Gather all lines in the records below that include the word "Water".

Dataset excerpt:
————————

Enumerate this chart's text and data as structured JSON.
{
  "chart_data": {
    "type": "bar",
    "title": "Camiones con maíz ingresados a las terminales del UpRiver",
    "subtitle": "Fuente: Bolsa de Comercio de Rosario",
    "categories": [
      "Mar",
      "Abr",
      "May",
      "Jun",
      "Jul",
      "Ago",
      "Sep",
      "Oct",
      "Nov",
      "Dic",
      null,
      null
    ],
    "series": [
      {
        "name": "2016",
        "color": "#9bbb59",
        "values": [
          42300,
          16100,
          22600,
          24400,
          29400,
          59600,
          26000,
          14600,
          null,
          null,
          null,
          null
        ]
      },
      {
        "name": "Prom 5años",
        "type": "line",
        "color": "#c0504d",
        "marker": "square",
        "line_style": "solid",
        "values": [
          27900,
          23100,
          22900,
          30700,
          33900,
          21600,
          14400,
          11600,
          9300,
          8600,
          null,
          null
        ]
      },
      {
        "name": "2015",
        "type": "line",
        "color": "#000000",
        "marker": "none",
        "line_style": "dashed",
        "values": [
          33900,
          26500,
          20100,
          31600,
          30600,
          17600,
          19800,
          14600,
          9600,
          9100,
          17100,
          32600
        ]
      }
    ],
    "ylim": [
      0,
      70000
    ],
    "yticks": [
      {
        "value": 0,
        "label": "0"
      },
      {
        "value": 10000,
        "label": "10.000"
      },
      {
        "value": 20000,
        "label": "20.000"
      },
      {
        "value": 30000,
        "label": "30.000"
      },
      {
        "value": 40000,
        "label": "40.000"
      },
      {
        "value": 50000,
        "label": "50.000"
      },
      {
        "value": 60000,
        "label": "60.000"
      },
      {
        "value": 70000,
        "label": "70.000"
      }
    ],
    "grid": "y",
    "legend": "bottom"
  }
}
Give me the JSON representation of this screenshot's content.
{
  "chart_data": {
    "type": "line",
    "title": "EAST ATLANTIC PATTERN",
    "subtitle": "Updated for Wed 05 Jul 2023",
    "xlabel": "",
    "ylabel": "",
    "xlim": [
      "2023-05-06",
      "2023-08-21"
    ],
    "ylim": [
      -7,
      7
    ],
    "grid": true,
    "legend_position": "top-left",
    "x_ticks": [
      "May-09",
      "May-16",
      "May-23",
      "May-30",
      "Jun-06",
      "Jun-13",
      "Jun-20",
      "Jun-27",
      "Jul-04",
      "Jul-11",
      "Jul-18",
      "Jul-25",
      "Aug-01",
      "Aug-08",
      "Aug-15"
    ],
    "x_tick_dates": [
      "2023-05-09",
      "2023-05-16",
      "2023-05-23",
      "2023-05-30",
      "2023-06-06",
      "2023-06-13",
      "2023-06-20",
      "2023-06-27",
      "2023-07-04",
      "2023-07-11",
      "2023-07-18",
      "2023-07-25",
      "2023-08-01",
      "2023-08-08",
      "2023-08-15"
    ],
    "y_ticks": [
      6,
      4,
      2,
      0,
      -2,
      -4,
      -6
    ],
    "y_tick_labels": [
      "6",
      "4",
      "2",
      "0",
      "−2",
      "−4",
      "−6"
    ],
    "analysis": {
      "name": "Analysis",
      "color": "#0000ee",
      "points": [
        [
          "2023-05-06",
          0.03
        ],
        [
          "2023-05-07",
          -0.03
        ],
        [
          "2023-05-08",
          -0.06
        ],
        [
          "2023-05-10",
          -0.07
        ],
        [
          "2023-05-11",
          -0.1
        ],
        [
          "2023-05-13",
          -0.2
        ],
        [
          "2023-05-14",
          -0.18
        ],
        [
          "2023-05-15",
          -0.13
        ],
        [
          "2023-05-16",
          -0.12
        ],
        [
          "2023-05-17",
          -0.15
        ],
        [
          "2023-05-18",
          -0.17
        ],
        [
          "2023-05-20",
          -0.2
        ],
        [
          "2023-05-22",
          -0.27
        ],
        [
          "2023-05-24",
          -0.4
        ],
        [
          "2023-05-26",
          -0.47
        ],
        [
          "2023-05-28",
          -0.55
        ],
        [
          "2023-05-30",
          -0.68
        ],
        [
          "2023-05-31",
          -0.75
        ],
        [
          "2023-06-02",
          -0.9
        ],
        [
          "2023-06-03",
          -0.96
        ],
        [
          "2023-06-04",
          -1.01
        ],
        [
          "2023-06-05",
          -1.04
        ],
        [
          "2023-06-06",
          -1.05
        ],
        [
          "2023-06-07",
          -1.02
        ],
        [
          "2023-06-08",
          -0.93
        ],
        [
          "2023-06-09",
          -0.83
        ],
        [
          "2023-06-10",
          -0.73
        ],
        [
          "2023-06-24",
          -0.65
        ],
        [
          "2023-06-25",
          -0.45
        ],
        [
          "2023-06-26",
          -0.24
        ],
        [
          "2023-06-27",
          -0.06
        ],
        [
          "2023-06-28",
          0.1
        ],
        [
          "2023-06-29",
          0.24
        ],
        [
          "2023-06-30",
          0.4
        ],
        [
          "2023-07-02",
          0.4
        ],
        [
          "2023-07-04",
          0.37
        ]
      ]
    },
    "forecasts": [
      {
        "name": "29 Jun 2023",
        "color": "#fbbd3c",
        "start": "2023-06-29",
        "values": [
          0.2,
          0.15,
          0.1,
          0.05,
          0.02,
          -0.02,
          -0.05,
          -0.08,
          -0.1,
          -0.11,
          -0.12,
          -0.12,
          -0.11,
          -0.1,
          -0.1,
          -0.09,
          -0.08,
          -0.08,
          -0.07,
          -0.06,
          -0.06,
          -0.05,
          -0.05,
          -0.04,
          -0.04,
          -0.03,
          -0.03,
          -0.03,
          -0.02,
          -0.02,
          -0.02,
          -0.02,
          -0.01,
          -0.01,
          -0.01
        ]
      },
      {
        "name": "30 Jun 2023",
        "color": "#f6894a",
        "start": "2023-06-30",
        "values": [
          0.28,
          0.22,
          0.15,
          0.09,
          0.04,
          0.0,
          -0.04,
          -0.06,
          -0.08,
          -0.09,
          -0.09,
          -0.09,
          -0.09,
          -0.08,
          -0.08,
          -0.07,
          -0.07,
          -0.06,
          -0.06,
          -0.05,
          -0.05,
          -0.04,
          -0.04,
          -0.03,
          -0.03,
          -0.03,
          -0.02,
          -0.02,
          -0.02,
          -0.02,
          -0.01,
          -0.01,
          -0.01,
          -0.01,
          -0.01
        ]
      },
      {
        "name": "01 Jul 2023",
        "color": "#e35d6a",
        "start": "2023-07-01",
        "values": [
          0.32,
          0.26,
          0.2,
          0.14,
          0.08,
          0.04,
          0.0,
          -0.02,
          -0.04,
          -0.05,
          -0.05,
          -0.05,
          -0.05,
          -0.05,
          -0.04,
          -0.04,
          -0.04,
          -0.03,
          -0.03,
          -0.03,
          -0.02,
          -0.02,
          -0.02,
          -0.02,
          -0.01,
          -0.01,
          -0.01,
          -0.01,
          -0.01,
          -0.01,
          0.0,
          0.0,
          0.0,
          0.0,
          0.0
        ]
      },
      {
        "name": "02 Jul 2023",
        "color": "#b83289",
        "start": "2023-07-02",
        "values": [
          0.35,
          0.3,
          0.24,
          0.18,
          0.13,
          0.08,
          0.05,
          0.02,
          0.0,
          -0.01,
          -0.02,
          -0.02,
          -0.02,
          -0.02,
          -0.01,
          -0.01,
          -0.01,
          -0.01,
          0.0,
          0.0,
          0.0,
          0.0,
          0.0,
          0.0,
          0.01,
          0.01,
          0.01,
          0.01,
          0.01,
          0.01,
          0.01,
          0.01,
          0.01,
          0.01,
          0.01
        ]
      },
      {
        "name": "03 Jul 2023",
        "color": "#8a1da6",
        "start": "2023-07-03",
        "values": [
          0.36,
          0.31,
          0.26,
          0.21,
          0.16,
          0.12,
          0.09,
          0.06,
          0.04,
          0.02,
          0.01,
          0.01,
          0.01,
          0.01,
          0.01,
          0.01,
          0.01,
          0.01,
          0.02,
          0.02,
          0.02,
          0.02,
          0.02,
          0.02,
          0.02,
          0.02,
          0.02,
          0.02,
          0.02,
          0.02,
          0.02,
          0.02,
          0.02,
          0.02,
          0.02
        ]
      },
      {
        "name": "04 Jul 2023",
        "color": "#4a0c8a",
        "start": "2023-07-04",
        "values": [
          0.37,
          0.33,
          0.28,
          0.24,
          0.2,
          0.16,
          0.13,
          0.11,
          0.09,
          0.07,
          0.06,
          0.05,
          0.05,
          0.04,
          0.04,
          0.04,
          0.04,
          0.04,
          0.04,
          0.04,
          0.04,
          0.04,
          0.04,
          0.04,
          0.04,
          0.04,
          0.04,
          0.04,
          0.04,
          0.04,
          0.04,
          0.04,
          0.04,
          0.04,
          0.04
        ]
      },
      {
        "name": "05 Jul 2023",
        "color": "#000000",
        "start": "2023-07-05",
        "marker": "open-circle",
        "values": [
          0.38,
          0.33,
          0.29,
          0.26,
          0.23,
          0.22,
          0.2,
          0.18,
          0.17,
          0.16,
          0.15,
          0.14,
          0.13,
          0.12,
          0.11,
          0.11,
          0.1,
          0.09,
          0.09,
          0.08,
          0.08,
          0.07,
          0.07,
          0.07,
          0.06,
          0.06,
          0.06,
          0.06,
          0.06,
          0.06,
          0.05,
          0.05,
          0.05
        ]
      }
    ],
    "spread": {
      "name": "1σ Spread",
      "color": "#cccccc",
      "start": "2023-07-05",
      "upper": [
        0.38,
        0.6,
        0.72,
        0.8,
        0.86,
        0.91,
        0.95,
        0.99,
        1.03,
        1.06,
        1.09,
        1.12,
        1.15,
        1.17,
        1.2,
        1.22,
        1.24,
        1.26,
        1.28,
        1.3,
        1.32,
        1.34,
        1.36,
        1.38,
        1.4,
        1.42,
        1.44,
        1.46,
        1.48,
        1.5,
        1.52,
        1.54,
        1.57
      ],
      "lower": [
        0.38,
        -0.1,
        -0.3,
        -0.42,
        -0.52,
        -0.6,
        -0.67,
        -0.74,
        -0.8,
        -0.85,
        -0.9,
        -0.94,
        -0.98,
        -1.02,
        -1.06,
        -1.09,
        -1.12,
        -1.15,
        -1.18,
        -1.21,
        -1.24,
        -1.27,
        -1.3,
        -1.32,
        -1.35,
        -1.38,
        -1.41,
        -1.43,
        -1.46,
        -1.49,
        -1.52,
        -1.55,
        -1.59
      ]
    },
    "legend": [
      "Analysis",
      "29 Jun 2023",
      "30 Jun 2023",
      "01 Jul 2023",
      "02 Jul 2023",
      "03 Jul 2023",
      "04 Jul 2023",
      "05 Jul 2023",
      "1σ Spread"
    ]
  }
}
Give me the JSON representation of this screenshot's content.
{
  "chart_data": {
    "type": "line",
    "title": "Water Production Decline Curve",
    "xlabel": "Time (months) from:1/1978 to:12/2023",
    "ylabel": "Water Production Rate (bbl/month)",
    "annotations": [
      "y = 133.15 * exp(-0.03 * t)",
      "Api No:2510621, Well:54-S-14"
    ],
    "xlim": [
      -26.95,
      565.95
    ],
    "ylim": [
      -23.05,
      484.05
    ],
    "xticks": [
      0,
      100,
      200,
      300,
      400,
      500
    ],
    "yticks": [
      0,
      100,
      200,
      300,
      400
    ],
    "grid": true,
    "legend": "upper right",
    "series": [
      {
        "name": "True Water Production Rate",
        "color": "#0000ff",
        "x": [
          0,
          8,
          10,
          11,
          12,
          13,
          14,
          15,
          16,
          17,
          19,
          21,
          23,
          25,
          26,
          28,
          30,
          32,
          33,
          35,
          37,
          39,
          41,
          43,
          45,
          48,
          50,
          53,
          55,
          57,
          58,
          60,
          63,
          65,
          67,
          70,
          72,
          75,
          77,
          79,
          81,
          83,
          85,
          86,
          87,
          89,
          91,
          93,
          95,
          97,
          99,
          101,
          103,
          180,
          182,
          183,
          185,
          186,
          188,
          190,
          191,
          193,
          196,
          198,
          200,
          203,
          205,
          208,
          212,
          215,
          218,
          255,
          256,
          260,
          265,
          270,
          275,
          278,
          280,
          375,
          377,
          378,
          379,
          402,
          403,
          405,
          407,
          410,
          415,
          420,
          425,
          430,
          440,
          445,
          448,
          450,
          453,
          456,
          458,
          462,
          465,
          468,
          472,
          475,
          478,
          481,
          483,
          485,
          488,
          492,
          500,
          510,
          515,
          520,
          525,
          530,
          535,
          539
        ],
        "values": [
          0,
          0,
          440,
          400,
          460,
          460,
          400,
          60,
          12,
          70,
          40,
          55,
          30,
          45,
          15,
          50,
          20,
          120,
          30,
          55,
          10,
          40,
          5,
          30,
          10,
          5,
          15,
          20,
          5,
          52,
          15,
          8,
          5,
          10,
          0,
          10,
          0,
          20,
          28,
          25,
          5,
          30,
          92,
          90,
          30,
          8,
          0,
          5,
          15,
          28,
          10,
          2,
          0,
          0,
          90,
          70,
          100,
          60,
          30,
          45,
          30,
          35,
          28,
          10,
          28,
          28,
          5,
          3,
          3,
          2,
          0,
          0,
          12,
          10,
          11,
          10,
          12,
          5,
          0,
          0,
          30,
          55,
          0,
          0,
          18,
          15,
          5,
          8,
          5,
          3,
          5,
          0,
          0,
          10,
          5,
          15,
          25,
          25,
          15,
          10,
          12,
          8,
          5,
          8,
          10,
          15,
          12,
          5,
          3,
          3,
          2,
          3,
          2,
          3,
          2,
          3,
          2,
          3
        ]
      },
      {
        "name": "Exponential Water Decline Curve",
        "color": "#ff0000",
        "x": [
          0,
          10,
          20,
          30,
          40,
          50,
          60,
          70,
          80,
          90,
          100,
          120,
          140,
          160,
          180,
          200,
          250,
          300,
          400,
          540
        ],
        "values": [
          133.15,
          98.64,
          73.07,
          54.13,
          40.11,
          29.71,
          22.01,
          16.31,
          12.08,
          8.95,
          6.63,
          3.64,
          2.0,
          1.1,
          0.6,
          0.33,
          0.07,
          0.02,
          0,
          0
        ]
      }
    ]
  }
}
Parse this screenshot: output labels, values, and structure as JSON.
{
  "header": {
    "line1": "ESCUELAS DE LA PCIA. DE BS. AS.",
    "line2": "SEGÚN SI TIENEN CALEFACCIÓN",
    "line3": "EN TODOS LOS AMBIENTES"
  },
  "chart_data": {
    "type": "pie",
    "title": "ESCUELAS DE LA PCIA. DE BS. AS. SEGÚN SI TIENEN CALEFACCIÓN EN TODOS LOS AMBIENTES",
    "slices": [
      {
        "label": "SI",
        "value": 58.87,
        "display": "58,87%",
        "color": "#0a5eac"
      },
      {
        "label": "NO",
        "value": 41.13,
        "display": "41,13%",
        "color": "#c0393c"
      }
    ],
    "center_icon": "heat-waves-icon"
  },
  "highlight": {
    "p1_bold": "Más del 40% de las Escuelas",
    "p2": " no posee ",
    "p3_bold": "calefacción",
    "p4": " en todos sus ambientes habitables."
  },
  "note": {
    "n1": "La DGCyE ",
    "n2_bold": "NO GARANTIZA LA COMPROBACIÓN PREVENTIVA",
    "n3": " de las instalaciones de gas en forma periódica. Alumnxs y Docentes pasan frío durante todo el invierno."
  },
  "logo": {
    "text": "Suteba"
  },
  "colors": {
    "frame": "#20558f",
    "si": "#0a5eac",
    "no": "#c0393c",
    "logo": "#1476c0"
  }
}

————————

▶ [Answer]:
    "title": "Water Production Decline Curve",
    "ylabel": "Water Production Rate (bbl/month)",
        "name": "True Water Production Rate",
        "name": "Exponential Water Decline Curve",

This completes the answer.